# START OF EXTRACTED MATERIAL

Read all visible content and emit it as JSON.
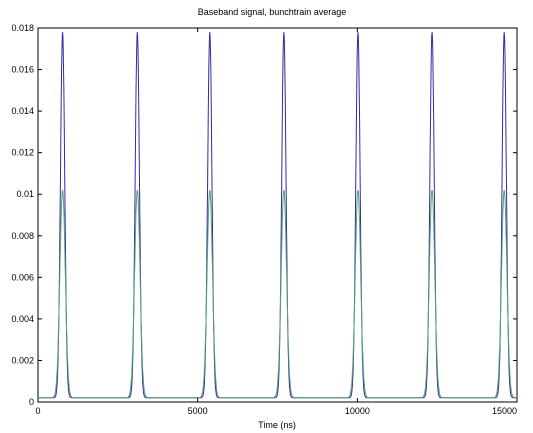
{
  "chart_data": {
    "type": "line",
    "title": "Baseband signal, bunchtrain average",
    "xlabel": "Time (ns)",
    "ylabel": "",
    "xlim": [
      0,
      15000
    ],
    "ylim": [
      0,
      0.018
    ],
    "xticks": [
      0,
      5000,
      10000,
      15000
    ],
    "xtick_labels": [
      "0",
      "5000",
      "10000",
      "15000"
    ],
    "yticks": [
      0,
      0.002,
      0.004,
      0.006,
      0.008,
      0.01,
      0.012,
      0.014,
      0.016,
      0.018
    ],
    "ytick_labels": [
      "0",
      "0.002",
      "0.004",
      "0.006",
      "0.008",
      "0.01",
      "0.012",
      "0.014",
      "0.016",
      "0.018"
    ],
    "grid": false,
    "peak_centers": [
      770,
      3110,
      5380,
      7700,
      10020,
      12340,
      14600
    ],
    "series": [
      {
        "color": "#2e2ea0",
        "peak_value": 0.0178,
        "baseline": 0.0002,
        "peak_width_ns": 95
      },
      {
        "color": "#5aa07a",
        "peak_value": 0.0102,
        "baseline": 0.0002,
        "peak_width_ns": 120
      }
    ]
  }
}
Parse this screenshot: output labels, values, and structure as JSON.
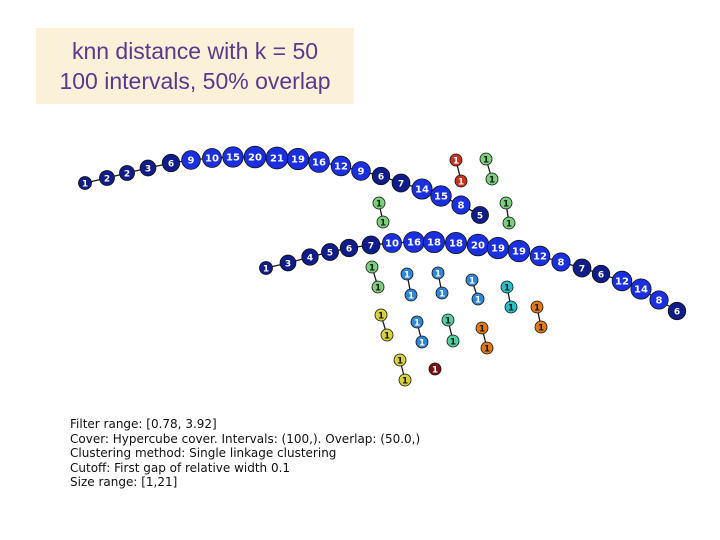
{
  "title": {
    "line1": "knn distance with k = 50",
    "line2": "100 intervals, 50% overlap"
  },
  "colors": {
    "title_bg": "#fbf1d9",
    "title_text": "#5a3890",
    "node_blue": "#1a2fe0",
    "node_dark_blue": "#101c8a",
    "node_red": "#c8321e",
    "node_dark_red": "#7a1010",
    "node_green": "#7ad07a",
    "node_light_blue": "#2f86d6",
    "node_cyan": "#27c0c8",
    "node_teal": "#4fd0a0",
    "node_orange": "#e07a18",
    "node_yellow": "#d8d23c",
    "edge": "#1a1a1a"
  },
  "graph": {
    "upper_chain": [
      "1",
      "2",
      "2",
      "3",
      "6",
      "9",
      "10",
      "15",
      "20",
      "21",
      "19",
      "16",
      "12",
      "9",
      "6",
      "7",
      "14",
      "15",
      "8",
      "5"
    ],
    "lower_chain": [
      "1",
      "3",
      "4",
      "5",
      "6",
      "7",
      "10",
      "16",
      "18",
      "18",
      "20",
      "19",
      "19",
      "12",
      "8",
      "7",
      "6",
      "12",
      "14",
      "8",
      "6"
    ],
    "small_nodes": [
      "1",
      "1",
      "1",
      "1",
      "1",
      "1",
      "1",
      "1",
      "1",
      "1",
      "1",
      "1",
      "1",
      "1",
      "1",
      "1",
      "1",
      "1",
      "1",
      "1",
      "1",
      "1",
      "1",
      "1",
      "1",
      "1",
      "1",
      "1",
      "1",
      "1",
      "1",
      "1",
      "1",
      "1",
      "1"
    ]
  },
  "info": {
    "filter": "Filter range: [0.78, 3.92]",
    "cover": "Cover: Hypercube cover. Intervals: (100,). Overlap: (50.0,)",
    "clustering": "Clustering method: Single linkage clustering",
    "cutoff": "Cutoff: First gap of relative width 0.1",
    "size": "Size range: [1,21]"
  }
}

# END OF EXTRACTED MATERIAL

_WORK INSTRUCTIONS_
Every entry above needs to be retyped exactly; drop the pictures.

_RIGHT ANSWER_
Read all visible content and emit it as JSON.
{
  "chart_data": {
    "type": "line",
    "title": "Baseband signal, bunchtrain average",
    "xlabel": "Time (ns)",
    "ylabel": "",
    "xlim": [
      0,
      15000
    ],
    "ylim": [
      0,
      0.018
    ],
    "xticks": [
      0,
      5000,
      10000,
      15000
    ],
    "xtick_labels": [
      "0",
      "5000",
      "10000",
      "15000"
    ],
    "yticks": [
      0,
      0.002,
      0.004,
      0.006,
      0.008,
      0.01,
      0.012,
      0.014,
      0.016,
      0.018
    ],
    "ytick_labels": [
      "0",
      "0.002",
      "0.004",
      "0.006",
      "0.008",
      "0.01",
      "0.012",
      "0.014",
      "0.016",
      "0.018"
    ],
    "grid": false,
    "peak_centers": [
      770,
      3110,
      5380,
      7700,
      10020,
      12340,
      14600
    ],
    "series": [
      {
        "color": "#2e2ea0",
        "peak_value": 0.0178,
        "baseline": 0.0002,
        "peak_width_ns": 95
      },
      {
        "color": "#5aa07a",
        "peak_value": 0.0102,
        "baseline": 0.0002,
        "peak_width_ns": 120
      }
    ]
  }
}
Parse this screenshot: output labels, values, and structure as JSON.
{
  "title": {
    "line1": "knn distance with k = 50",
    "line2": "100 intervals, 50% overlap"
  },
  "colors": {
    "title_bg": "#fbf1d9",
    "title_text": "#5a3890",
    "node_blue": "#1a2fe0",
    "node_dark_blue": "#101c8a",
    "node_red": "#c8321e",
    "node_dark_red": "#7a1010",
    "node_green": "#7ad07a",
    "node_light_blue": "#2f86d6",
    "node_cyan": "#27c0c8",
    "node_teal": "#4fd0a0",
    "node_orange": "#e07a18",
    "node_yellow": "#d8d23c",
    "edge": "#1a1a1a"
  },
  "graph": {
    "upper_chain": [
      "1",
      "2",
      "2",
      "3",
      "6",
      "9",
      "10",
      "15",
      "20",
      "21",
      "19",
      "16",
      "12",
      "9",
      "6",
      "7",
      "14",
      "15",
      "8",
      "5"
    ],
    "lower_chain": [
      "1",
      "3",
      "4",
      "5",
      "6",
      "7",
      "10",
      "16",
      "18",
      "18",
      "20",
      "19",
      "19",
      "12",
      "8",
      "7",
      "6",
      "12",
      "14",
      "8",
      "6"
    ],
    "small_nodes": [
      "1",
      "1",
      "1",
      "1",
      "1",
      "1",
      "1",
      "1",
      "1",
      "1",
      "1",
      "1",
      "1",
      "1",
      "1",
      "1",
      "1",
      "1",
      "1",
      "1",
      "1",
      "1",
      "1",
      "1",
      "1",
      "1",
      "1",
      "1",
      "1",
      "1",
      "1",
      "1",
      "1",
      "1",
      "1"
    ]
  },
  "info": {
    "filter": "Filter range: [0.78, 3.92]",
    "cover": "Cover: Hypercube cover. Intervals: (100,). Overlap: (50.0,)",
    "clustering": "Clustering method: Single linkage clustering",
    "cutoff": "Cutoff: First gap of relative width 0.1",
    "size": "Size range: [1,21]"
  }
}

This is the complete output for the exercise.